Written instruction: Copy each line of the listing below exactly.

[Start of Stored rows]

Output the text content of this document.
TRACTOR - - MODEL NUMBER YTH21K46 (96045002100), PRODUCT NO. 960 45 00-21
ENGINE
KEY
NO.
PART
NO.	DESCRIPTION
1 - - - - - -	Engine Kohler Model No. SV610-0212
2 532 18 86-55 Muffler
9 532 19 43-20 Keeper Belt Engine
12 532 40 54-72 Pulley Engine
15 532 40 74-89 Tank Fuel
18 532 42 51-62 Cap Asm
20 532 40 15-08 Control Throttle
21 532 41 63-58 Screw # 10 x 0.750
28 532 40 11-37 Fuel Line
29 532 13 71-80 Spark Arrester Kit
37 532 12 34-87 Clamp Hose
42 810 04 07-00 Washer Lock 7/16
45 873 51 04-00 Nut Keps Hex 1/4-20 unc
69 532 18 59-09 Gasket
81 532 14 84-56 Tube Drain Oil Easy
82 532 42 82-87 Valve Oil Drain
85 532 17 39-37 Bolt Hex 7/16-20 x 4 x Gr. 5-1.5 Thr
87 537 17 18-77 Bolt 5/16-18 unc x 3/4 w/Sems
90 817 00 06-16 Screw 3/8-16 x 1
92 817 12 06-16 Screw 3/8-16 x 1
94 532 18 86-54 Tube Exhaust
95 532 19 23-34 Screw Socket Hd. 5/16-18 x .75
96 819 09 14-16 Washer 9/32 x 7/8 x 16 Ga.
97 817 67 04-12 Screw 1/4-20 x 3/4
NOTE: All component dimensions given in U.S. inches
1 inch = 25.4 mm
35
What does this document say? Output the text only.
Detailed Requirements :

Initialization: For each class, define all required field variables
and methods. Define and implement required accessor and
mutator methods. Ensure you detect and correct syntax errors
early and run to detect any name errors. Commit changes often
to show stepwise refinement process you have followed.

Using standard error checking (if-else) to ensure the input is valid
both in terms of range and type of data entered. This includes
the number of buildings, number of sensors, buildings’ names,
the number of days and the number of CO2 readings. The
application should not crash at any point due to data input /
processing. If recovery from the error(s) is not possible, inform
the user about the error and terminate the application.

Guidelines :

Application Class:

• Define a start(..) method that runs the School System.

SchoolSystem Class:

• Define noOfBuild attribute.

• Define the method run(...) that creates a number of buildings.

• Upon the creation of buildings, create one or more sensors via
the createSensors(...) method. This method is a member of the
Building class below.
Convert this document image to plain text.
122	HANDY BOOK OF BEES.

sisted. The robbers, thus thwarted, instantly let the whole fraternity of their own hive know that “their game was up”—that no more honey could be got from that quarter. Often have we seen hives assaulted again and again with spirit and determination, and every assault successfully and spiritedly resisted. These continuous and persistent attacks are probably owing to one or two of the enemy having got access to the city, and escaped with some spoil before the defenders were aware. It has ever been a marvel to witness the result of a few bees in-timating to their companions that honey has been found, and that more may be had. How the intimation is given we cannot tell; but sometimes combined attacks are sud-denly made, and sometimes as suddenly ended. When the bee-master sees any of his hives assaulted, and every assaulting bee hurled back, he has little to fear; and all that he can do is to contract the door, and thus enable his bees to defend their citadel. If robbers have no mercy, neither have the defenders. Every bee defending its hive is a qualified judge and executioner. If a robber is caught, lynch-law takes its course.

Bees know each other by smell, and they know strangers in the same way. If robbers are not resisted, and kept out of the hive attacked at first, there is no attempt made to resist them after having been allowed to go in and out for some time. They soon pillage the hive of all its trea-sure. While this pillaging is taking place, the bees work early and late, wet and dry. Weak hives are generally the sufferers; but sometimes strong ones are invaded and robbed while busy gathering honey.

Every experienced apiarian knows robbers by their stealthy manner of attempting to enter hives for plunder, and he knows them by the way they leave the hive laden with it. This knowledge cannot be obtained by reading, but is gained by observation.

[End of Stored rows]

Problem solution:
Output the text content of this document.
TRACTOR - - MODEL NUMBER YTH21K46 (96045002100), PRODUCT NO. 960 45 00-21
ENGINE
KEY
NO.
PART
NO.	DESCRIPTION
1 - - - - - -	Engine Kohler Model No. SV610-0212
2 532 18 86-55 Muffler
9 532 19 43-20 Keeper Belt Engine
12 532 40 54-72 Pulley Engine
15 532 40 74-89 Tank Fuel
18 532 42 51-62 Cap Asm
20 532 40 15-08 Control Throttle
21 532 41 63-58 Screw # 10 x 0.750
28 532 40 11-37 Fuel Line
29 532 13 71-80 Spark Arrester Kit
37 532 12 34-87 Clamp Hose
42 810 04 07-00 Washer Lock 7/16
45 873 51 04-00 Nut Keps Hex 1/4-20 unc
69 532 18 59-09 Gasket
81 532 14 84-56 Tube Drain Oil Easy
82 532 42 82-87 Valve Oil Drain
85 532 17 39-37 Bolt Hex 7/16-20 x 4 x Gr. 5-1.5 Thr
87 537 17 18-77 Bolt 5/16-18 unc x 3/4 w/Sems
90 817 00 06-16 Screw 3/8-16 x 1
92 817 12 06-16 Screw 3/8-16 x 1
94 532 18 86-54 Tube Exhaust
95 532 19 23-34 Screw Socket Hd. 5/16-18 x .75
96 819 09 14-16 Washer 9/32 x 7/8 x 16 Ga.
97 817 67 04-12 Screw 1/4-20 x 3/4
NOTE: All component dimensions given in U.S. inches
1 inch = 25.4 mm
35
What does this document say? Output the text only.
Detailed Requirements :

Initialization: For each class, define all required field variables
and methods. Define and implement required accessor and
mutator methods. Ensure you detect and correct syntax errors
early and run to detect any name errors. Commit changes often
to show stepwise refinement process you have followed.

Using standard error checking (if-else) to ensure the input is valid
both in terms of range and type of data entered. This includes
the number of buildings, number of sensors, buildings’ names,
the number of days and the number of CO2 readings. The
application should not crash at any point due to data input /
processing. If recovery from the error(s) is not possible, inform
the user about the error and terminate the application.

Guidelines :

Application Class:

• Define a start(..) method that runs the School System.

SchoolSystem Class:

• Define noOfBuild attribute.

• Define the method run(...) that creates a number of buildings.

• Upon the creation of buildings, create one or more sensors via
the createSensors(...) method. This method is a member of the
Building class below.
Convert this document image to plain text.
122	HANDY BOOK OF BEES.

sisted. The robbers, thus thwarted, instantly let the whole fraternity of their own hive know that “their game was up”—that no more honey could be got from that quarter. Often have we seen hives assaulted again and again with spirit and determination, and every assault successfully and spiritedly resisted. These continuous and persistent attacks are probably owing to one or two of the enemy having got access to the city, and escaped with some spoil before the defenders were aware. It has ever been a marvel to witness the result of a few bees in-timating to their companions that honey has been found, and that more may be had. How the intimation is given we cannot tell; but sometimes combined attacks are sud-denly made, and sometimes as suddenly ended. When the bee-master sees any of his hives assaulted, and every assaulting bee hurled back, he has little to fear; and all that he can do is to contract the door, and thus enable his bees to defend their citadel. If robbers have no mercy, neither have the defenders. Every bee defending its hive is a qualified judge and executioner. If a robber is caught, lynch-law takes its course.

Bees know each other by smell, and they know strangers in the same way. If robbers are not resisted, and kept out of the hive attacked at first, there is no attempt made to resist them after having been allowed to go in and out for some time. They soon pillage the hive of all its trea-sure. While this pillaging is taking place, the bees work early and late, wet and dry. Weak hives are generally the sufferers; but sometimes strong ones are invaded and robbed while busy gathering honey.

Every experienced apiarian knows robbers by their stealthy manner of attempting to enter hives for plunder, and he knows them by the way they leave the hive laden with it. This knowledge cannot be obtained by reading, but is gained by observation.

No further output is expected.